◆ **Information supplied**
···

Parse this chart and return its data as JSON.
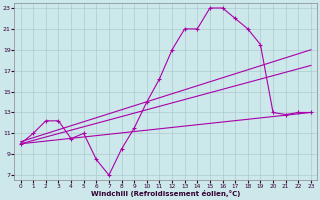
{
  "xlabel": "Windchill (Refroidissement éolien,°C)",
  "bg_color": "#cce8ea",
  "grid_color": "#aacccc",
  "line_color": "#aa00aa",
  "xlim": [
    -0.5,
    23.5
  ],
  "ylim": [
    6.5,
    23.5
  ],
  "yticks": [
    7,
    9,
    11,
    13,
    15,
    17,
    19,
    21,
    23
  ],
  "xticks": [
    0,
    1,
    2,
    3,
    4,
    5,
    6,
    7,
    8,
    9,
    10,
    11,
    12,
    13,
    14,
    15,
    16,
    17,
    18,
    19,
    20,
    21,
    22,
    23
  ],
  "line1_x": [
    0,
    1,
    2,
    3,
    4,
    5,
    6,
    7,
    8,
    9,
    10,
    11,
    12,
    13,
    14,
    15,
    16,
    17,
    18,
    19,
    20,
    21,
    22,
    23
  ],
  "line1_y": [
    10.0,
    11.0,
    12.2,
    12.2,
    10.5,
    11.0,
    8.5,
    7.0,
    9.5,
    11.5,
    14.0,
    16.2,
    19.0,
    21.0,
    21.0,
    23.0,
    23.0,
    22.0,
    21.0,
    19.5,
    13.0,
    12.8,
    13.0,
    13.0
  ],
  "line2_x": [
    0,
    23
  ],
  "line2_y": [
    10.2,
    19.0
  ],
  "line3_x": [
    0,
    23
  ],
  "line3_y": [
    10.0,
    17.5
  ],
  "line4_x": [
    0,
    23
  ],
  "line4_y": [
    10.0,
    13.0
  ]
}
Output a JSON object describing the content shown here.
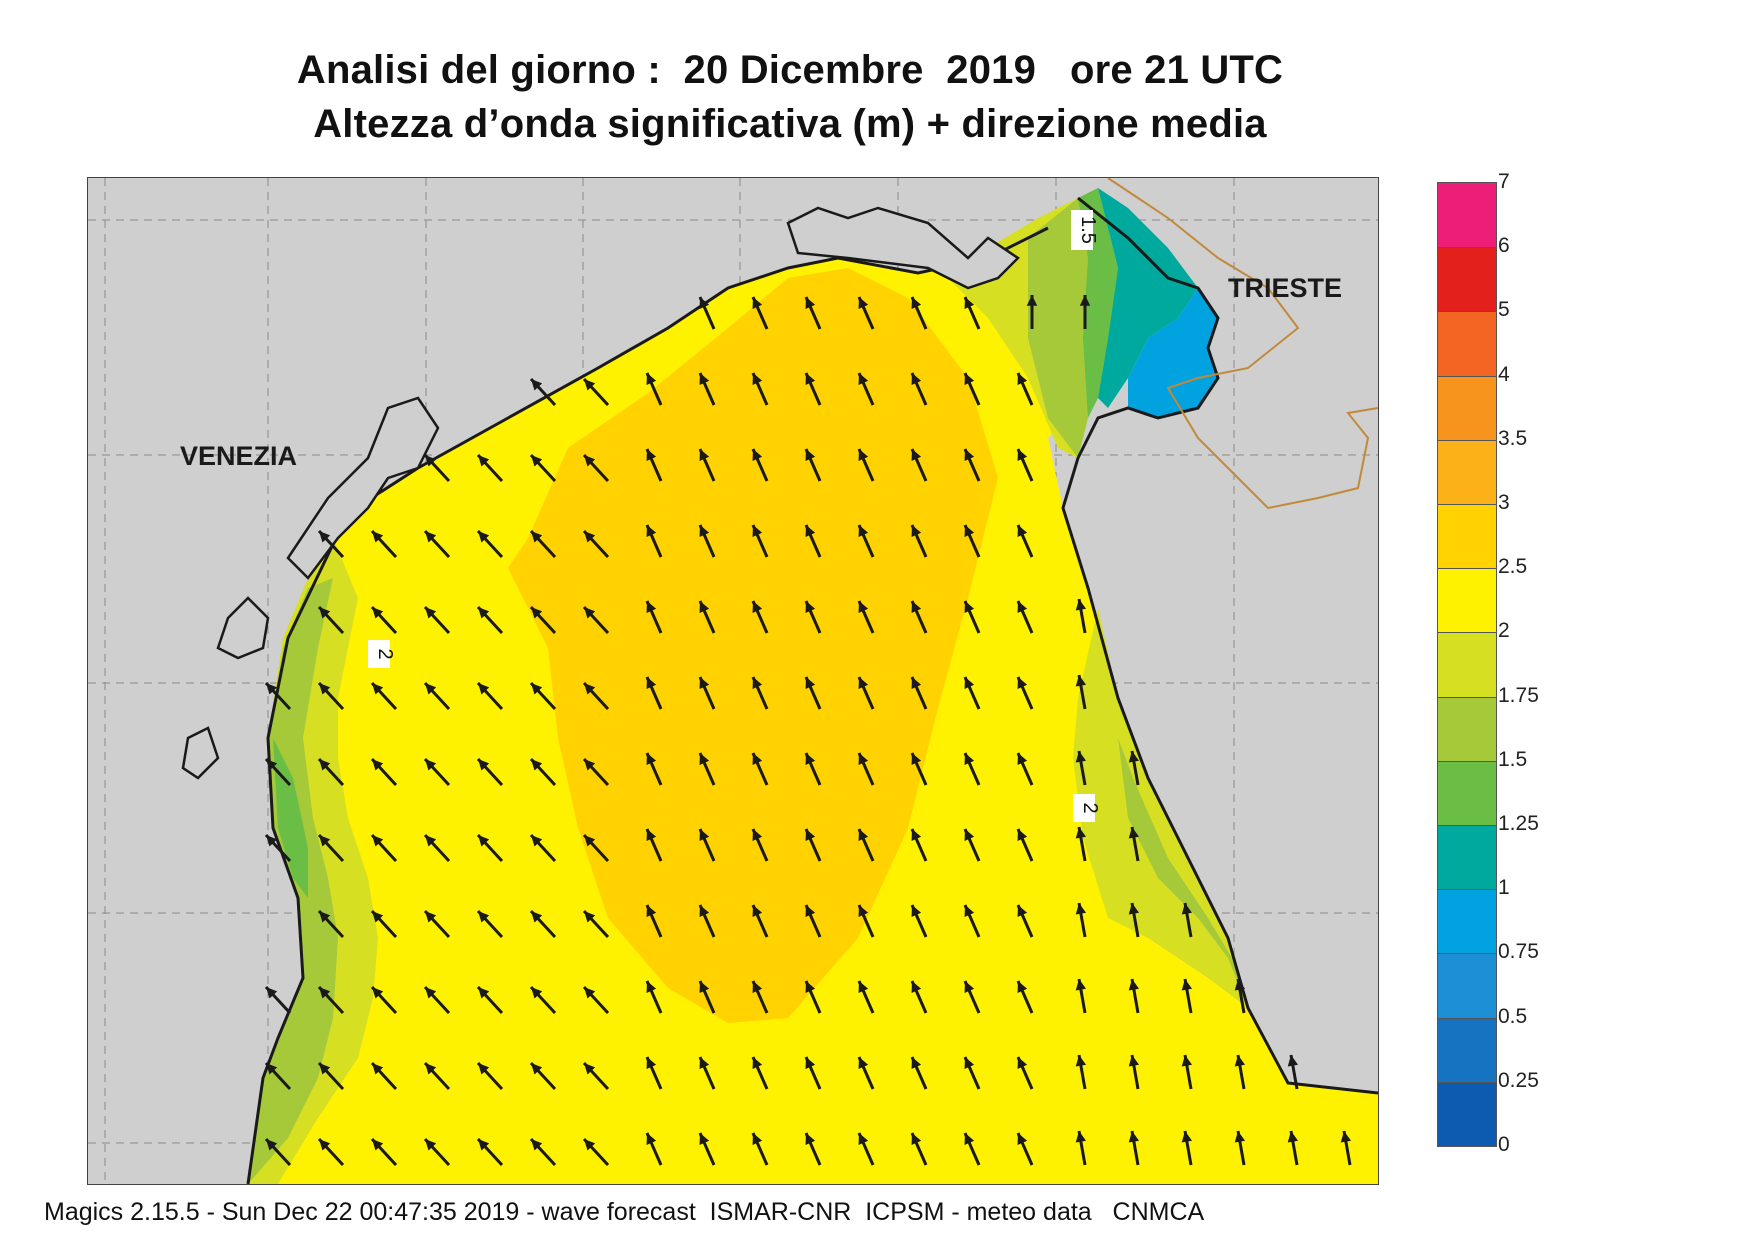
{
  "title": {
    "line1": "Analisi del giorno :  20 Dicembre  2019   ore 21 UTC",
    "line2": "Altezza d’onda significativa (m) + direzione media"
  },
  "map": {
    "cities": [
      {
        "name": "VENEZIA"
      },
      {
        "name": "TRIESTE"
      }
    ],
    "contour_labels": [
      "1.5",
      "2",
      "2"
    ],
    "land_color": "#cfcfcf",
    "coast_color": "#1a1a1a",
    "border_color": "#c08a3a",
    "arrow_color": "#1a1a1a",
    "wave_direction": "northwest"
  },
  "colorbar": {
    "ticks": [
      "7",
      "6",
      "5",
      "4",
      "3.5",
      "3",
      "2.5",
      "2",
      "1.75",
      "1.5",
      "1.25",
      "1",
      "0.75",
      "0.5",
      "0.25",
      "0"
    ],
    "colors": [
      "#ec1e78",
      "#e3201c",
      "#f26522",
      "#f7941d",
      "#fbb117",
      "#ffd200",
      "#fff200",
      "#d7df23",
      "#a6c93a",
      "#6abd45",
      "#00a99d",
      "#00a2e0",
      "#1c8fd6",
      "#1673c2",
      "#0d5bb0"
    ]
  },
  "footer": "Magics 2.15.5 - Sun Dec 22 00:47:35 2019 - wave forecast  ISMAR-CNR  ICPSM - meteo data   CNMCA"
}
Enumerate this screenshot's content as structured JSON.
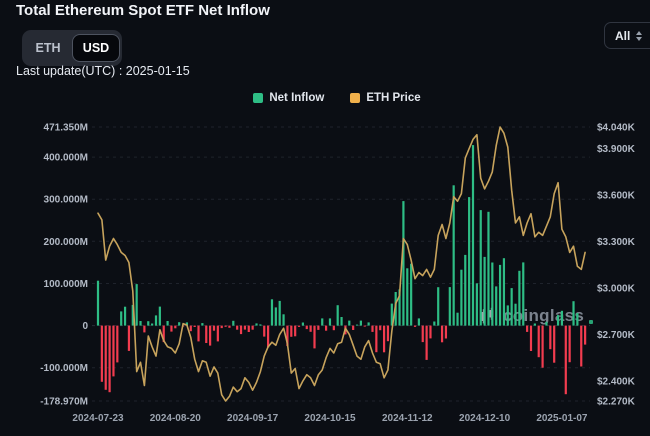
{
  "header": {
    "title": "Total Ethereum Spot ETF Net Inflow"
  },
  "controls": {
    "currency_toggle": {
      "options": [
        "ETH",
        "USD"
      ],
      "selected": "USD"
    },
    "range_select": {
      "value": "All"
    }
  },
  "last_update": "Last update(UTC) : 2025-01-15",
  "legend": [
    {
      "label": "Net Inflow",
      "color": "#2ebd85"
    },
    {
      "label": "ETH Price",
      "color": "#f0b04b"
    }
  ],
  "watermark": {
    "text": "coinglass",
    "dot_color": "#2ebd85"
  },
  "chart_data": {
    "type": "bar+line",
    "title": "Total Ethereum Spot ETF Net Inflow",
    "grid": "horizontal-dashed",
    "legend_position": "top-center",
    "x_start_date": "2024-07-23",
    "x_end_date": "2025-01-15",
    "x_ticks": [
      {
        "index": 0,
        "label": "2024-07-23"
      },
      {
        "index": 20,
        "label": "2024-08-20"
      },
      {
        "index": 40,
        "label": "2024-09-17"
      },
      {
        "index": 60,
        "label": "2024-10-15"
      },
      {
        "index": 80,
        "label": "2024-11-12"
      },
      {
        "index": 100,
        "label": "2024-12-10"
      },
      {
        "index": 120,
        "label": "2025-01-07"
      }
    ],
    "y_axis_left": {
      "labels": [
        "471.350M",
        "400.000M",
        "300.000M",
        "200.000M",
        "100.000M",
        "0",
        "-100.000M",
        "-178.970M"
      ],
      "values": [
        471.35,
        400,
        300,
        200,
        100,
        0,
        -100,
        -178.97
      ],
      "range": [
        -178.97,
        471.35
      ],
      "unit": "USD millions"
    },
    "y_axis_right": {
      "labels": [
        "$4.040K",
        "$3.900K",
        "$3.600K",
        "$3.300K",
        "$3.000K",
        "$2.700K",
        "$2.400K",
        "$2.270K"
      ],
      "values": [
        4040,
        3900,
        3600,
        3300,
        3000,
        2700,
        2400,
        2270
      ],
      "range": [
        2270,
        4040
      ],
      "unit": "USD"
    },
    "series": [
      {
        "name": "Net Inflow",
        "type": "bar",
        "axis": "left",
        "pos_color": "#2ebd85",
        "neg_color": "#f23c4f",
        "values": [
          106.6,
          -133.3,
          -152.4,
          -158,
          -120.5,
          -87.3,
          33.7,
          44.9,
          -60,
          49.1,
          98.4,
          10.8,
          -16.1,
          10.5,
          4.9,
          24.3,
          45,
          -39.1,
          10.8,
          -14.2,
          -6.5,
          8,
          -0.8,
          7.7,
          -13.2,
          -3.4,
          -37.5,
          5.9,
          -41.3,
          -47.4,
          -12,
          -37.5,
          -6,
          -2.9,
          -5.2,
          11.4,
          -9.7,
          -20.1,
          -9.4,
          -15.1,
          -9.8,
          5.2,
          2.9,
          -26,
          -52,
          62.5,
          43.2,
          58.7,
          26.9,
          -48.6,
          -26.6,
          -25.4,
          -3.2,
          7.4,
          -8.2,
          -14.7,
          -54,
          -10.1,
          17.1,
          -12,
          17,
          -10.9,
          48.4,
          20.4,
          -20.8,
          11.9,
          -10.4,
          2.3,
          11.9,
          -1.1,
          7.6,
          -15,
          -63.2,
          -10.9,
          -63.3,
          -37,
          52.3,
          79.7,
          85.8,
          295.5,
          135.9,
          146.9,
          -3.2,
          17,
          -39.1,
          -81.3,
          -30.3,
          9.7,
          91.2,
          -39.7,
          -30.7,
          91.4,
          332.9,
          30.7,
          132.7,
          167.7,
          305,
          428.5,
          100.3,
          274,
          163,
          270,
          149.8,
          93,
          144,
          160,
          48,
          89,
          52,
          130,
          150,
          -15,
          -60.3,
          5,
          -75.1,
          -100,
          9,
          -56,
          -88,
          25,
          35,
          -162.7,
          -86.8,
          58,
          30,
          -97,
          -45
        ]
      },
      {
        "name": "ETH Price",
        "type": "line",
        "axis": "right",
        "color": "#c7a35c",
        "values": [
          3483,
          3440,
          3180,
          3270,
          3320,
          3280,
          3230,
          3210,
          3165,
          2980,
          2460,
          2520,
          2370,
          2690,
          2620,
          2560,
          2730,
          2660,
          2620,
          2610,
          2580,
          2640,
          2770,
          2760,
          2680,
          2540,
          2460,
          2530,
          2520,
          2430,
          2490,
          2450,
          2310,
          2270,
          2300,
          2360,
          2330,
          2350,
          2420,
          2390,
          2340,
          2390,
          2460,
          2560,
          2620,
          2650,
          2630,
          2700,
          2740,
          2640,
          2450,
          2480,
          2350,
          2400,
          2440,
          2420,
          2370,
          2440,
          2470,
          2550,
          2610,
          2580,
          2640,
          2650,
          2740,
          2700,
          2630,
          2560,
          2540,
          2620,
          2660,
          2580,
          2520,
          2510,
          2420,
          2470,
          2720,
          2900,
          2950,
          3320,
          3280,
          3180,
          3060,
          3100,
          3080,
          3120,
          3070,
          3120,
          3340,
          3410,
          3320,
          3420,
          3590,
          3560,
          3610,
          3840,
          3900,
          3960,
          3990,
          3710,
          3640,
          3690,
          3750,
          3920,
          4040,
          4000,
          3910,
          3630,
          3420,
          3460,
          3340,
          3420,
          3480,
          3330,
          3360,
          3340,
          3400,
          3460,
          3610,
          3680,
          3380,
          3330,
          3230,
          3270,
          3140,
          3120,
          3230
        ]
      }
    ]
  }
}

···

◆ **What needs to be done**
Every line that holds the word "Ethereum" should be extracted.

◆ **Output for this task**
    "title": "Total Ethereum Spot ETF Net Inflow"
    "title": "Total Ethereum Spot ETF Net Inflow",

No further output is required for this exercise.